#### ITEMS
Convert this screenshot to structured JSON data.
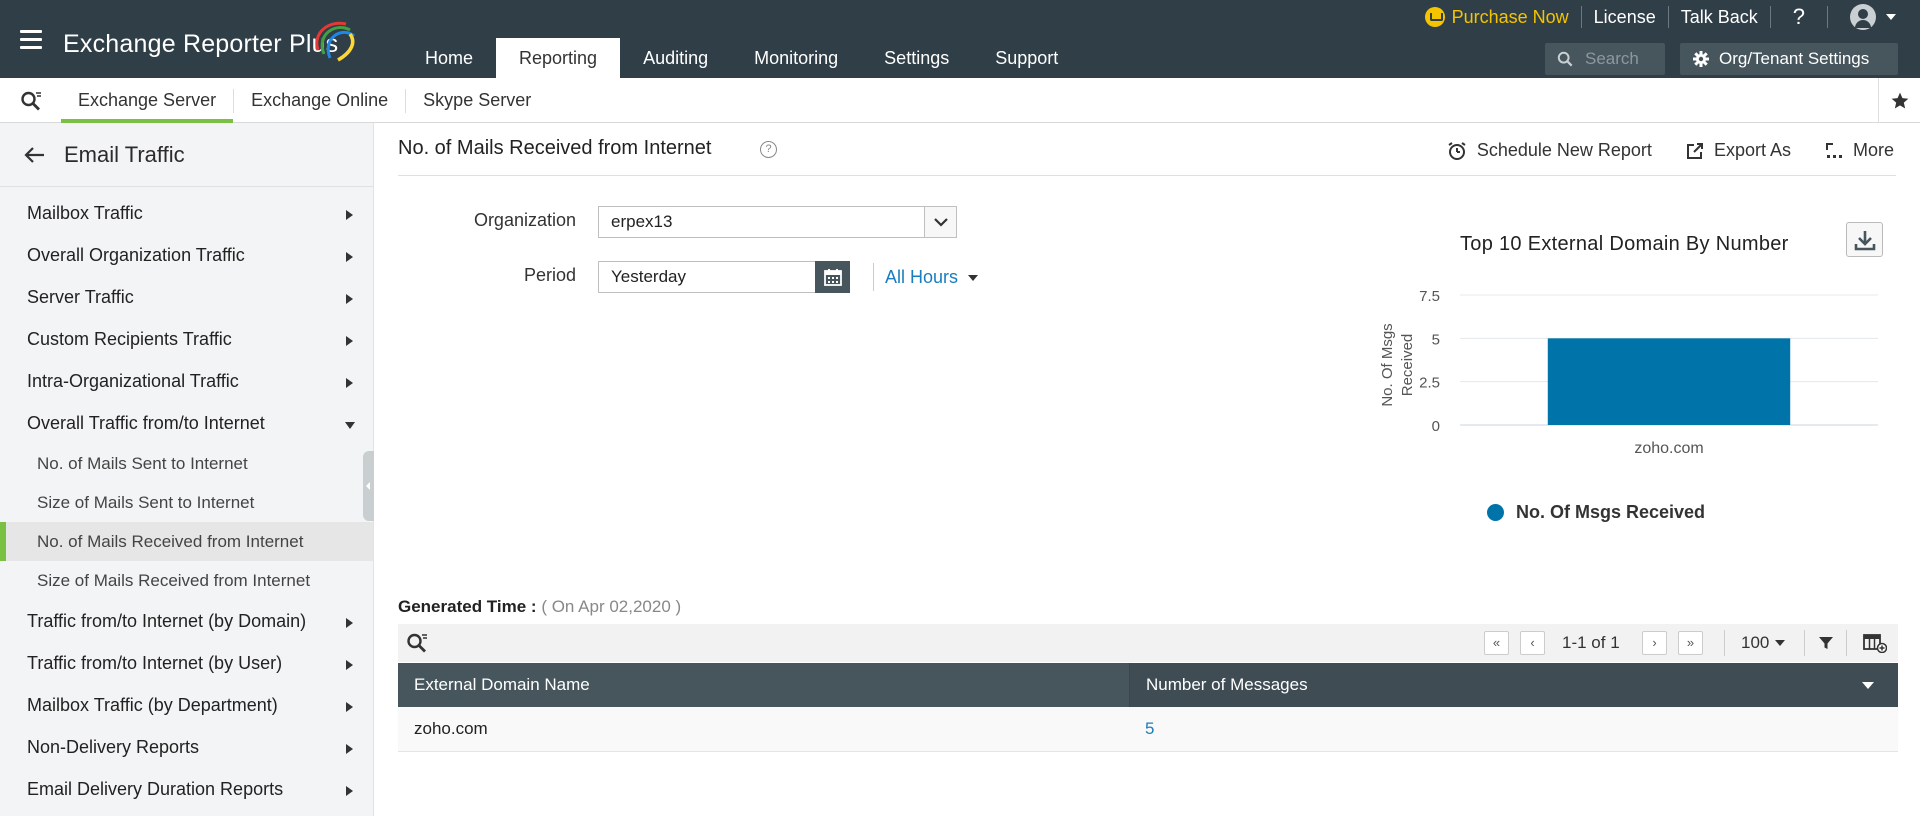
{
  "app": {
    "title": "Exchange Reporter Plus"
  },
  "header": {
    "nav_tabs": [
      "Home",
      "Reporting",
      "Auditing",
      "Monitoring",
      "Settings",
      "Support"
    ],
    "active_tab": "Reporting",
    "purchase": "Purchase Now",
    "license": "License",
    "talk_back": "Talk Back",
    "help": "?",
    "search_placeholder": "Search",
    "org_settings": "Org/Tenant Settings"
  },
  "subbar": {
    "tabs": [
      "Exchange Server",
      "Exchange Online",
      "Skype Server"
    ],
    "active_tab": "Exchange Server"
  },
  "sidebar": {
    "title": "Email Traffic",
    "items": [
      {
        "label": "Mailbox Traffic"
      },
      {
        "label": "Overall Organization Traffic"
      },
      {
        "label": "Server Traffic"
      },
      {
        "label": "Custom Recipients Traffic"
      },
      {
        "label": "Intra-Organizational Traffic"
      },
      {
        "label": "Overall Traffic from/to Internet"
      },
      {
        "label": "No. of Mails Sent to Internet"
      },
      {
        "label": "Size of Mails Sent to Internet"
      },
      {
        "label": "No. of Mails Received from Internet"
      },
      {
        "label": "Size of Mails Received from Internet"
      },
      {
        "label": "Traffic from/to Internet (by Domain)"
      },
      {
        "label": "Traffic from/to Internet (by User)"
      },
      {
        "label": "Mailbox Traffic (by Department)"
      },
      {
        "label": "Non-Delivery Reports"
      },
      {
        "label": "Email Delivery Duration Reports"
      }
    ]
  },
  "report": {
    "title": "No. of Mails Received from Internet",
    "actions": {
      "schedule": "Schedule New Report",
      "export": "Export As",
      "more": "More"
    },
    "filters": {
      "organization_label": "Organization",
      "organization_value": "erpex13",
      "period_label": "Period",
      "period_value": "Yesterday",
      "hours": "All Hours"
    },
    "generated_label": "Generated Time :",
    "generated_value": "( On Apr 02,2020 )"
  },
  "chart_data": {
    "type": "bar",
    "title": "Top 10 External Domain By Number",
    "categories": [
      "zoho.com"
    ],
    "series": [
      {
        "name": "No. Of Msgs Received",
        "values": [
          5
        ]
      }
    ],
    "ylabel": "No. Of Msgs Received",
    "xlabel": "",
    "ylim": [
      0,
      7.5
    ],
    "yticks": [
      "0",
      "2.5",
      "5",
      "7.5"
    ],
    "grid": true,
    "legend": "bottom",
    "bar_color": "#0074a8"
  },
  "table": {
    "pagination": "1-1 of 1",
    "page_size": "100",
    "columns": [
      "External Domain Name",
      "Number of Messages"
    ],
    "rows": [
      [
        "zoho.com",
        "5"
      ]
    ]
  }
}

#### TASK DETAILS
Pull out each line containing the word "Settings" and copy it.

#### COMPLETED TASK
      "Settings",
    "org_settings": "Org/Tenant Settings"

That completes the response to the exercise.